## [Work to do]
Scan the entries and tally the lines that include the string "style". Reply with the figure alone.

<<<<

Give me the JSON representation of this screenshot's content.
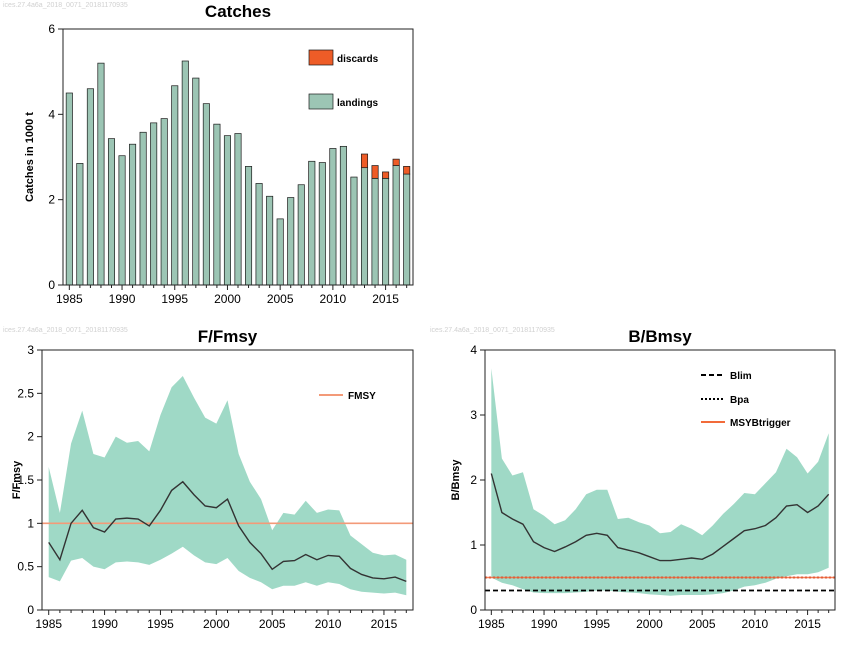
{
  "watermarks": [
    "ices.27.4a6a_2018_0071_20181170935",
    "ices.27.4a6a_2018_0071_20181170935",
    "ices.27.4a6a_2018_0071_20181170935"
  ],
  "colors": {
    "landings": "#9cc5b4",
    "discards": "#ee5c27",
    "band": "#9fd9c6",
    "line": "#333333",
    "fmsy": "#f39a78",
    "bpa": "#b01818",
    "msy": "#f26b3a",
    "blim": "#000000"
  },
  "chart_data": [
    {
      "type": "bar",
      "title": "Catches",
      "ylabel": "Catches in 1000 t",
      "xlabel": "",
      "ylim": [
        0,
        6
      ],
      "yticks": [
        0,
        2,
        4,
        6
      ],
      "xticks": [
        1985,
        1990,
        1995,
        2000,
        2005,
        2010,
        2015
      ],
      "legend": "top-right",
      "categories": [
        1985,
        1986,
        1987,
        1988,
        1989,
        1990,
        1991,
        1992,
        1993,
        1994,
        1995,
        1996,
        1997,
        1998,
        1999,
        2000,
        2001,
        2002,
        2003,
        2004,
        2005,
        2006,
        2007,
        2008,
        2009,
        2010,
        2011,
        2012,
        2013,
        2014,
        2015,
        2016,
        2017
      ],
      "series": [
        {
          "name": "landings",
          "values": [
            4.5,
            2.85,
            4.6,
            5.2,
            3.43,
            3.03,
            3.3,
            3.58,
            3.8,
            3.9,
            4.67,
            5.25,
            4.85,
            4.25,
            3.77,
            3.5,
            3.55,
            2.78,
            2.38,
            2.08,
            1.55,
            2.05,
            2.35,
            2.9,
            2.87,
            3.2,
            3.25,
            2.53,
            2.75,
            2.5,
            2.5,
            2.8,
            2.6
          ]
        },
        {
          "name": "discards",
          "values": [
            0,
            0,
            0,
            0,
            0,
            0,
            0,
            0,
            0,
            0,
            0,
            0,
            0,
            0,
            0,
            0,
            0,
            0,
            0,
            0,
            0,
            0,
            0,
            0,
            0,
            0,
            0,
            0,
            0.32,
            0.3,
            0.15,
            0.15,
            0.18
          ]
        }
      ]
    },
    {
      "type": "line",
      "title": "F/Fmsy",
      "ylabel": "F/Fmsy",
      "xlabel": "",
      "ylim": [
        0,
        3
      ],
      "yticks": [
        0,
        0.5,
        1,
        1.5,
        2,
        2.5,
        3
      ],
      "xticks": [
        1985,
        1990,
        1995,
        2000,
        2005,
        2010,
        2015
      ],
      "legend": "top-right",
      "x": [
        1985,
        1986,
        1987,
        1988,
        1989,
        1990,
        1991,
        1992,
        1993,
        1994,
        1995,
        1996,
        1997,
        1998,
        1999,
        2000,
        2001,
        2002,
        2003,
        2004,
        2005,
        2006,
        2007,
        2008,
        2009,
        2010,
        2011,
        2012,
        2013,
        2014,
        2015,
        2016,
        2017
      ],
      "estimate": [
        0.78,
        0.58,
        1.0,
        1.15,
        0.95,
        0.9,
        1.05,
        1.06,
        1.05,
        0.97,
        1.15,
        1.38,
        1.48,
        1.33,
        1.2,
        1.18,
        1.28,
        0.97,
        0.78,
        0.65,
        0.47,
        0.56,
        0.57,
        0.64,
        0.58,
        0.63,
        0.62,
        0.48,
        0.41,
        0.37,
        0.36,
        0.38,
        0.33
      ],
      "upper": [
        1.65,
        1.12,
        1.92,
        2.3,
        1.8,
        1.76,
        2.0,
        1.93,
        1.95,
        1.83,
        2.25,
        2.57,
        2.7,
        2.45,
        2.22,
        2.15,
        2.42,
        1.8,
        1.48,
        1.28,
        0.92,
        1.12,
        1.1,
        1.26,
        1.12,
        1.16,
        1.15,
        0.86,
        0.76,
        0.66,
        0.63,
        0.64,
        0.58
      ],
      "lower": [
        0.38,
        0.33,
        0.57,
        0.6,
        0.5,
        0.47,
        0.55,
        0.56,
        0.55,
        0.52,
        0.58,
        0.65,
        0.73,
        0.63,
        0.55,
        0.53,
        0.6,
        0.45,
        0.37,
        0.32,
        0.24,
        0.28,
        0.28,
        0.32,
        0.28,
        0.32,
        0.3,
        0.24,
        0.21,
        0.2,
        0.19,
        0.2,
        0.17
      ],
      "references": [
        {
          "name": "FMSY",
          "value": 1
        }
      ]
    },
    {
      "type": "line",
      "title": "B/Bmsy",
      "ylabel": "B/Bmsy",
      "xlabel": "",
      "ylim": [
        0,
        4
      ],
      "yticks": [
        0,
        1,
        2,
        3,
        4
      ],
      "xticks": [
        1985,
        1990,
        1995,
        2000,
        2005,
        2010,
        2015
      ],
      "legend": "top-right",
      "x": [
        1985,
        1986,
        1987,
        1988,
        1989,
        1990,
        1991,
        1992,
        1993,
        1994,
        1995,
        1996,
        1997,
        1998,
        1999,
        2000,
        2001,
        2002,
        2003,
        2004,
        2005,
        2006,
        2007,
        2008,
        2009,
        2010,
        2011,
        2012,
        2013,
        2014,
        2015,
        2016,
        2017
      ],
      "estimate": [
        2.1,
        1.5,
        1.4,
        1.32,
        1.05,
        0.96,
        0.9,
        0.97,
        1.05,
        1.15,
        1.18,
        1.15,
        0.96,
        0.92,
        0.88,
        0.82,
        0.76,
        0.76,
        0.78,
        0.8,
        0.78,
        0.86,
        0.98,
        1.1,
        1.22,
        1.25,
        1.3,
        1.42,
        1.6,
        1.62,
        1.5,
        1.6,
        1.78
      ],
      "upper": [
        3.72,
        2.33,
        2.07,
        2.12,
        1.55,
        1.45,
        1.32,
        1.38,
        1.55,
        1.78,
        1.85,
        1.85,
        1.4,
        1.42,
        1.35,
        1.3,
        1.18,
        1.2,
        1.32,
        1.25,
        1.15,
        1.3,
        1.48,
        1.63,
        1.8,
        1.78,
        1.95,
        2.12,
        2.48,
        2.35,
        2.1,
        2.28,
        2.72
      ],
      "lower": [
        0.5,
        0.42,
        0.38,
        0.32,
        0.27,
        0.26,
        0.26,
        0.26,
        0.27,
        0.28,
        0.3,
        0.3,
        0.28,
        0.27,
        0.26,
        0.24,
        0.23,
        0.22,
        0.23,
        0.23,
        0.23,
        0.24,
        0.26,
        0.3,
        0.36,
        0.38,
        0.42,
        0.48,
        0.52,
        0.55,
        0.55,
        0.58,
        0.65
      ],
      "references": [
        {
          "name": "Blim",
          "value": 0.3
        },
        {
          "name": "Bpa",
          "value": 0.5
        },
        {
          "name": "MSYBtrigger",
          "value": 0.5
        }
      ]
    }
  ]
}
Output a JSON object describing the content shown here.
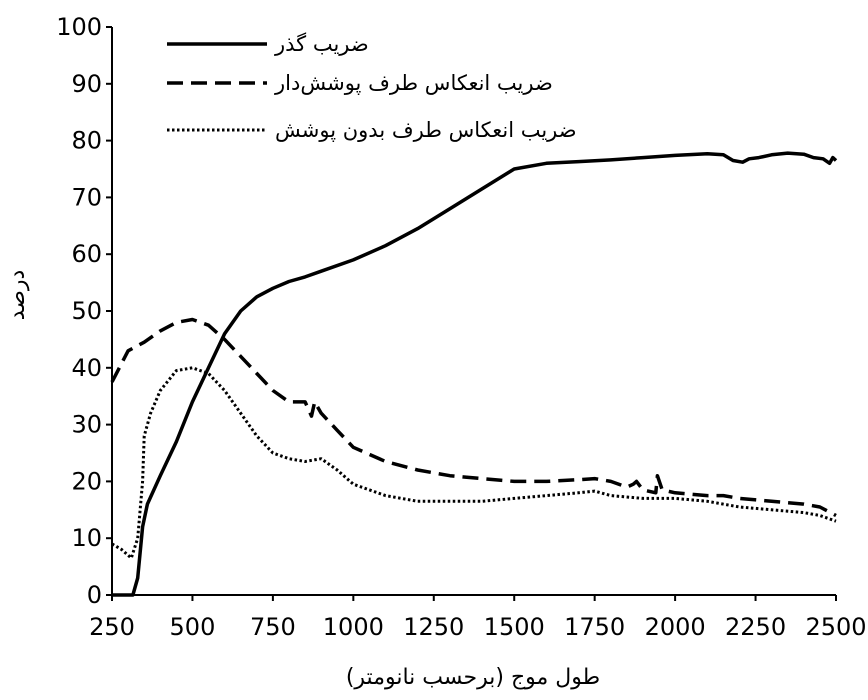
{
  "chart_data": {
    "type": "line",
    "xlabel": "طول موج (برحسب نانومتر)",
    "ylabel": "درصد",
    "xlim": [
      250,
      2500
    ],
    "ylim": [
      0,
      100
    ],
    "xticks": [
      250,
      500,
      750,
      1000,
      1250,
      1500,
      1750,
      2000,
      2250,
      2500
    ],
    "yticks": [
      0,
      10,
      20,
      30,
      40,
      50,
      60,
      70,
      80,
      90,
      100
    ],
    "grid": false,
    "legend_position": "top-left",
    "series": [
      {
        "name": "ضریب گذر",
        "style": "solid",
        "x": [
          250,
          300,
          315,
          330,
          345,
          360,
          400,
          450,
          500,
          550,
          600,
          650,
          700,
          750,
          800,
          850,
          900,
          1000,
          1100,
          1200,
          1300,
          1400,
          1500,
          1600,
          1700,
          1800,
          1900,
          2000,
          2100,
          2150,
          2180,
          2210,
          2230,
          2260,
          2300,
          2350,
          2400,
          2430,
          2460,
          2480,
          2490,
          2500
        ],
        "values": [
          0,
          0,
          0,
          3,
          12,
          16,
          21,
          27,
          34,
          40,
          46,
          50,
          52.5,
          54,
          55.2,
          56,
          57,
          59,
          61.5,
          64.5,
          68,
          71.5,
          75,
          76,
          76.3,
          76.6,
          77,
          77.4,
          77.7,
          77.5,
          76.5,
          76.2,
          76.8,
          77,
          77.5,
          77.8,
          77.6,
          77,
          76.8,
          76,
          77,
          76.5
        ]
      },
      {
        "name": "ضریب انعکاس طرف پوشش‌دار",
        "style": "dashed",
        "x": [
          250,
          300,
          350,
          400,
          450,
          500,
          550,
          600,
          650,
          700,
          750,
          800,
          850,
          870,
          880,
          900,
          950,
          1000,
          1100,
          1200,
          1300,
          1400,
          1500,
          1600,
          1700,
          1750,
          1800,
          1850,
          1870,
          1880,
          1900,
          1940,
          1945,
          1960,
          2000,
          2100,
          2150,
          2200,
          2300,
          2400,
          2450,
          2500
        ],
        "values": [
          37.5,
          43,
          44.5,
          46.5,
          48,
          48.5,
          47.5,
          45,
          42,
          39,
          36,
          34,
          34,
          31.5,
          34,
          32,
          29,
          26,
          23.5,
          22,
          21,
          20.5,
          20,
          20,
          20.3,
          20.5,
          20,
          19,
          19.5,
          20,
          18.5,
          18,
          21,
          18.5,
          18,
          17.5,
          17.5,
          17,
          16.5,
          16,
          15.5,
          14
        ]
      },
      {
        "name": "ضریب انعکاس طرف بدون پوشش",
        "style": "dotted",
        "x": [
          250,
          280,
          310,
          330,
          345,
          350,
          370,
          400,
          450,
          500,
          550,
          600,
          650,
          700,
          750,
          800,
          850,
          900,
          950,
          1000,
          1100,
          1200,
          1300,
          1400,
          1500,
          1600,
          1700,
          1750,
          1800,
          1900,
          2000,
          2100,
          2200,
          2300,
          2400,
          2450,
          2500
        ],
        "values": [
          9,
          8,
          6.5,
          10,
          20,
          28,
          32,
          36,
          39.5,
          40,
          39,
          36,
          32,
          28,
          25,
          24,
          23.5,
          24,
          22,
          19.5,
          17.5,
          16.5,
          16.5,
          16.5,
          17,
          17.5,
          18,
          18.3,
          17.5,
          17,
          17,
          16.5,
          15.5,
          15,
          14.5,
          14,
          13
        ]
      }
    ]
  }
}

>>>>

## [Written response]
3